The input.
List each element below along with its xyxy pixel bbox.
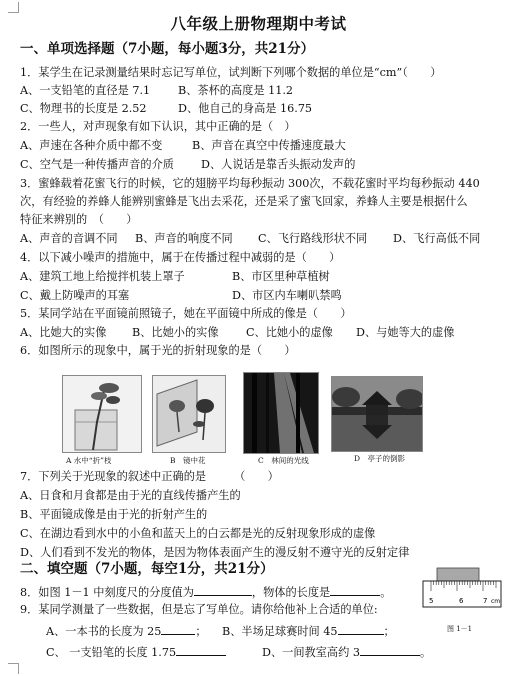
- figure-a-bent-branch: [62, 375, 142, 453]
- q1-option-d: D、他自己的身高是 16.75: [178, 102, 313, 115]
- figure-c-forest-light: [243, 372, 319, 454]
- q9-item-d: [262, 644, 431, 660]
- q8-text-pre: 8．如图 1－1 中刻度尺的分度值为: [20, 586, 194, 599]
- q5-option-a: A、比她大的实像: [20, 326, 107, 339]
- q8-answer-blank-1[interactable]: [194, 584, 252, 596]
- q7-option-d: D、人们看到不发光的物体，是因为物体表面产生的漫反射不遵守光的反射定律: [20, 546, 410, 559]
- q3-option-d: D、飞行高低不同: [393, 232, 481, 245]
- figure-d-caption: D 亭子的倒影: [354, 454, 406, 463]
- q1-option-a: A、一支铅笔的直径是 7.1: [20, 84, 151, 97]
- q1-stem: 1．某学生在记录测量结果时忘记写单位，试判断下列哪个数据的单位是“cm”（ ）: [20, 66, 442, 79]
- q9-answer-blank-d[interactable]: [360, 644, 420, 656]
- q9-item-c-text: C、 一支铅笔的长度 1.75: [46, 646, 177, 659]
- q8-answer-blank-2[interactable]: [330, 584, 380, 596]
- q3-stem-line3: 特征来辨别的 （ ）: [20, 213, 138, 226]
- figure-b-caption: B 镜中花: [170, 456, 206, 465]
- ruler-label-6: 6: [459, 597, 464, 605]
- figure-b-flower-mirror: [152, 375, 226, 453]
- q9-item-a-end: ；: [195, 625, 207, 638]
- q8-text-mid: ，物体的长度是: [251, 586, 331, 599]
- ruler-label-7: 7: [483, 597, 488, 605]
- q3-option-a: A、声音的音调不同: [20, 232, 118, 245]
- q6-stem: 6．如图所示的现象中，属于光的折射现象的是（ ）: [20, 344, 296, 357]
- q5-option-b: B、比她小的实像: [132, 326, 219, 339]
- q8-line: [20, 584, 391, 600]
- q4-option-b: B、市区里种草植树: [232, 270, 330, 283]
- figure-d-pavilion-reflection: [331, 376, 423, 452]
- q2-stem: 2．一些人，对声现象有如下认识，其中正确的是（ ）: [20, 120, 296, 133]
- section1-heading: 一、单项选择题（7小题，每小题3分，共21分）: [20, 41, 315, 57]
- q9-answer-blank-b[interactable]: [338, 623, 384, 635]
- q3-stem-line1: 3．蜜蜂载着花蜜飞行的时候，它的翅膀平均每秒振动 300次，不载花蜜时平均每秒振动 440: [20, 177, 480, 190]
- q7-option-a: A、日食和月食都是由于光的直线传播产生的: [20, 489, 241, 502]
- q8-text-end: 。: [380, 586, 392, 599]
- measured-object: [437, 568, 479, 581]
- q9-answer-blank-c[interactable]: [176, 644, 226, 656]
- q9-item-a: [46, 623, 207, 639]
- q1-option-c: C、物理书的长度是 2.52: [20, 102, 147, 115]
- q2-option-a: A、声速在各种介质中都不变: [20, 139, 163, 152]
- q7-option-b: B、平面镜成像是由于光的折射产生的: [20, 508, 208, 521]
- q4-option-c: C、戴上防噪声的耳塞: [20, 289, 130, 302]
- q2-option-b: B、声音在真空中传播速度最大: [192, 139, 346, 152]
- q4-stem: 4．以下减小噪声的措施中，属于在传播过程中减弱的是（ ）: [20, 251, 341, 264]
- q9-item-b: [222, 623, 395, 639]
- q9-item-d-end: 。: [419, 646, 432, 659]
- q9-stem: 9．某同学测量了一些数据，但是忘了写单位。请你给他补上合适的单位:: [20, 603, 378, 616]
- q7-stem: 7．下列关于光现象的叙述中正确的是 （ ）: [20, 470, 279, 483]
- section2-heading: 二、填空题（7小题，每空1分，共21分）: [20, 561, 274, 577]
- q7-option-c: C、在湖边看到水中的小鱼和蓝天上的白云都是光的反射现象形成的虚像: [20, 527, 376, 540]
- q3-option-b: B、声音的响度不同: [135, 232, 233, 245]
- q9-item-a-text: A、一本书的长度为 25: [46, 625, 162, 638]
- q3-stem-line2: 次，有经验的养蜂人能辨别蜜蜂是飞出去采花，还是采了蜜飞回家，养蜂人主要是根据什么: [20, 195, 468, 208]
- q1-option-b: B、茶杯的高度是 11.2: [178, 84, 294, 97]
- ruler-figure: [421, 566, 503, 616]
- figure-c-caption: C 林间的光线: [258, 456, 309, 465]
- q3-option-c: C、飞行路线形状不同: [258, 232, 368, 245]
- q4-option-a: A、建筑工地上给搅拌机装上罩子: [20, 270, 185, 283]
- q9-item-d-text: D、一间教室高约 3: [262, 646, 360, 659]
- q4-option-d: D、市区内车喇叭禁鸣: [232, 289, 342, 302]
- ruler-unit-label: cm: [491, 598, 501, 605]
- q9-item-c: [46, 644, 226, 660]
- q5-option-c: C、比她小的虚像: [246, 326, 333, 339]
- exam-title: 八年级上册物理期中考试: [170, 14, 347, 33]
- q2-option-d: D、人说话是靠舌头振动发声的: [201, 158, 356, 171]
- ruler-drawing: [421, 566, 503, 616]
- q9-item-b-text: B、半场足球赛时间 45: [222, 625, 338, 638]
- q5-stem: 5．某同学站在平面镜前照镜子，她在平面镜中所成的像是（ ）: [20, 307, 352, 320]
- q2-option-c: C、空气是一种传播声音的介质: [20, 158, 174, 171]
- q5-option-d: D、与她等大的虚像: [356, 326, 455, 339]
- ruler-label-5: 5: [429, 597, 434, 605]
- figure-1-1-caption: 图 1－1: [447, 625, 473, 633]
- page-corner-mark: [8, 663, 19, 674]
- q9-item-b-end: ；: [383, 625, 395, 638]
- figure-a-caption: A 水中“折”枝: [66, 456, 112, 465]
- q9-answer-blank-a[interactable]: [161, 623, 195, 635]
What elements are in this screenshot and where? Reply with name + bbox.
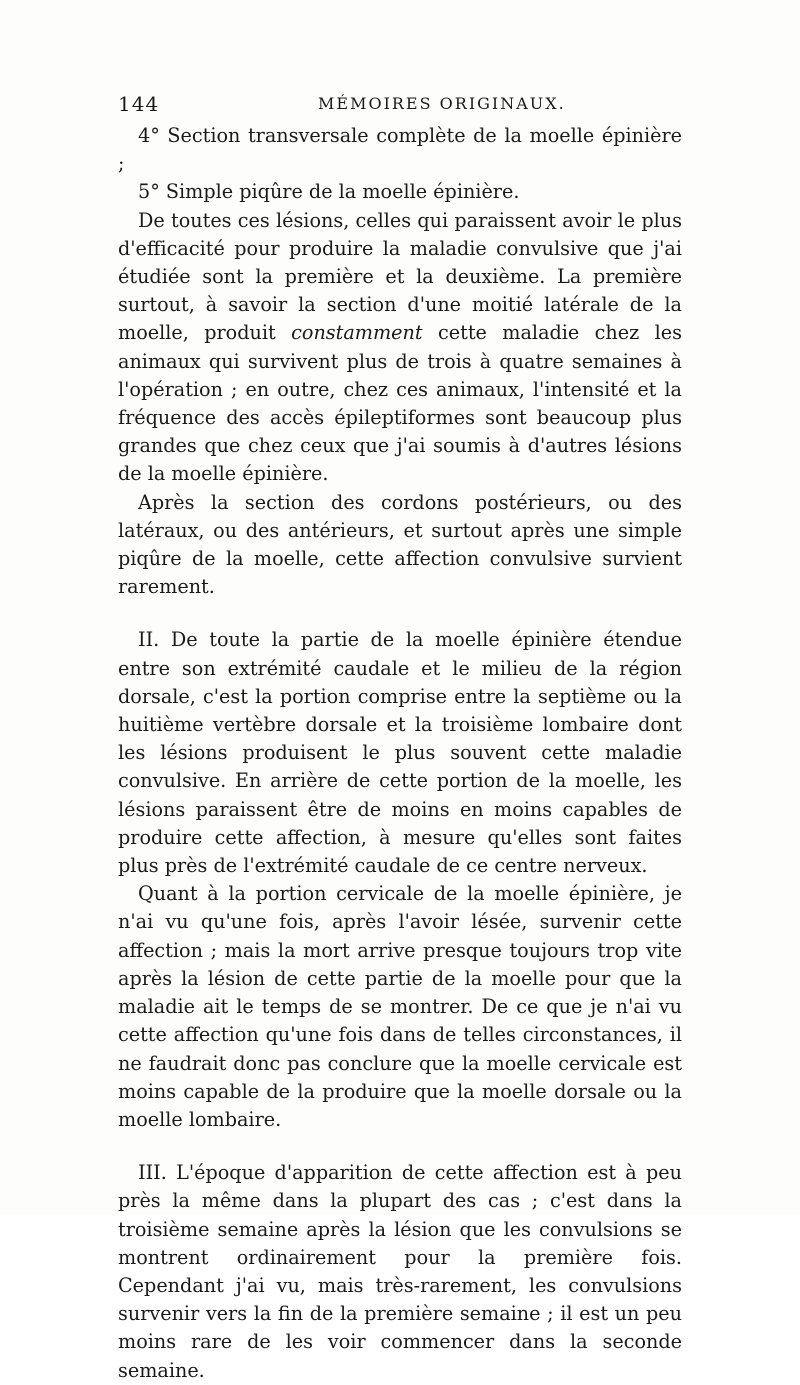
paragraph-text: cette maladie chez les animaux qui survivent plus de trois à quatre semaines à l'opération ; en outre, chez ces animaux, l'intensité et la fréquence des accès épileptiformes sont beaucoup plus grandes que chez ceux que j'ai soumis à d'autres lésions de la moelle épinière. (118, 321, 682, 486)
paragraph-cervical-portion: Quant à la portion cervicale de la moelle épinière, je n'ai vu qu'une fois, après l'avoir lésée, survenir cette affection ; mais la mort arrive presque toujours trop vite après la lésion de cette partie de la moelle pour que la maladie ait le temps de se montrer. De ce que je n'ai vu cette affection qu'une fois dans de telles circonstances, il ne faudrait donc pas conclure que la moelle cervicale est moins capable de la produire que la moelle dorsale ou la moelle lombaire. (118, 882, 682, 1131)
emphasis-constamment: constamment (291, 321, 423, 345)
body-text (118, 122, 682, 1385)
paragraph-text: De toutes ces lésions, celles qui paraissent avoir le plus d'efficacité pour produire la maladie convulsive que j'ai étudiée sont la première et la deuxième. La première surtout, à savoir la section d'une moitié latérale de la moelle, produit (118, 208, 682, 345)
list-item-4: 4° Section transversale complète de la moelle épinière ; (118, 124, 682, 176)
page-number: 144 (118, 92, 160, 116)
paragraph-section-iii: III. L'époque d'apparition de cette affection est à peu près la même dans la plupart des cas ; c'est dans la troisième semaine après la lésion que les convulsions se montrent ordinairement pour la première fois. Cependant j'ai vu, mais très-rarement, les convulsions survenir vers la fin de la première semaine ; il est un peu moins rare de les voir commencer dans la seconde semaine. (118, 1161, 682, 1382)
paragraph-lesions-efficacy (118, 207, 682, 489)
paragraph-section-ii: II. De toute la partie de la moelle épinière étendue entre son extrémité caudale et le milieu de la région dorsale, c'est la portion comprise entre la septième ou la huitième vertèbre dorsale et la troisième lombaire dont les lésions produisent le plus souvent cette maladie convulsive. En arrière de cette portion de la moelle, les lésions paraissent être de moins en moins capables de produire cette affection, à mesure qu'elles sont faites plus près de l'extrémité caudale de ce centre nerveux. (118, 628, 682, 878)
running-title: MÉMOIRES ORIGINAUX. (318, 94, 566, 113)
page-header (118, 92, 698, 122)
paragraph-rare-affection: Après la section des cordons postérieurs, ou des latéraux, ou des antérieurs, et surtout après une simple piqûre de la moelle, cette affection convulsive survient rarement. (118, 490, 682, 599)
list-item-5: 5° Simple piqûre de la moelle épinière. (138, 180, 520, 204)
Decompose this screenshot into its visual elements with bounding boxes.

Problem to work on.
In the entries above, how many lines contain the string "ruler" with the same uppercase and lowercase letters? Reply with the count alone.

Exercise response.
6